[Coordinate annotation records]
####

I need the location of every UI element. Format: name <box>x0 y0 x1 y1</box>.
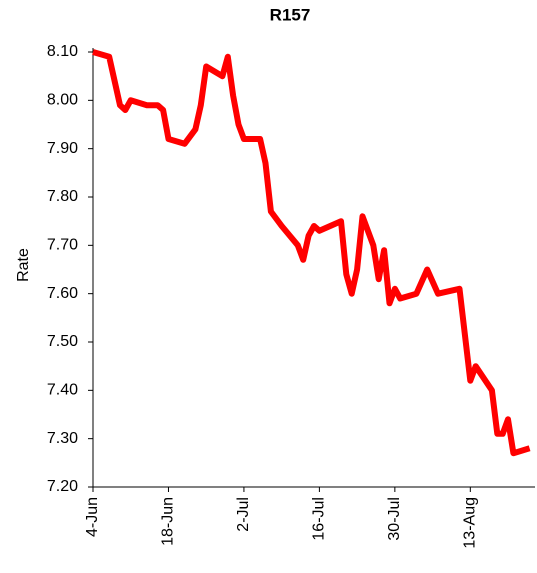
x-tick-label: 2-Jul <box>235 497 252 532</box>
y-tick-label: 8.00 <box>47 92 78 109</box>
y-tick-label: 7.20 <box>47 478 78 495</box>
y-tick-label: 7.60 <box>47 285 78 302</box>
x-tick-label: 13-Aug <box>462 497 479 549</box>
x-tick-label: 4-Jun <box>84 497 101 537</box>
x-tick-label: 18-Jun <box>160 497 177 546</box>
y-tick-label: 7.70 <box>47 237 78 254</box>
x-tick-label: 16-Jul <box>311 497 328 541</box>
y-tick-label: 7.50 <box>47 333 78 350</box>
y-tick-label: 7.40 <box>47 382 78 399</box>
y-tick-label: 8.10 <box>47 43 78 60</box>
x-tick-label: 30-Jul <box>386 497 403 541</box>
data-line <box>92 49 531 457</box>
chart-title: R157 <box>270 5 311 24</box>
y-tick-label: 7.80 <box>47 188 78 205</box>
y-axis-label: Rate <box>15 248 32 282</box>
y-tick-label: 7.90 <box>47 140 78 157</box>
y-tick-label: 7.30 <box>47 430 78 447</box>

####

Express every line of the listing as a Markdown table with the columns Row and Line, numbering the rows and leaving out blank lines and pictures.

| Row | Line |
|---|---|
| 1 | I need the location of every UI element. Format: name <box>x0 y0 x1 y1</box>. |
| 2 | x-tick-label: 2-Jul <box>235 497 252 532</box> |
| 3 | y-tick-label: 8.00 <box>47 92 78 109</box> |
| 4 | y-tick-label: 7.20 <box>47 478 78 495</box> |
| 5 | y-tick-label: 7.60 <box>47 285 78 302</box> |
| 6 | x-tick-label: 13-Aug <box>462 497 479 549</box> |
| 7 | x-tick-label: 4-Jun <box>84 497 101 537</box> |
| 8 | x-tick-label: 18-Jun <box>160 497 177 546</box> |
| 9 | y-tick-label: 7.70 <box>47 237 78 254</box> |
| 10 | x-tick-label: 16-Jul <box>311 497 328 541</box> |
| 11 | y-tick-label: 7.50 <box>47 333 78 350</box> |
| 12 | y-tick-label: 7.40 <box>47 382 78 399</box> |
| 13 | y-tick-label: 8.10 <box>47 43 78 60</box> |
| 14 | x-tick-label: 30-Jul <box>386 497 403 541</box> |
| 15 | data-line <box>92 49 531 457</box> |
| 16 | chart-title: R157 <box>270 5 311 24</box> |
| 17 | y-tick-label: 7.80 <box>47 188 78 205</box> |
| 18 | y-axis-label: Rate <box>15 248 32 282</box> |
| 19 | y-tick-label: 7.90 <box>47 140 78 157</box> |
| 20 | y-tick-label: 7.30 <box>47 430 78 447</box> |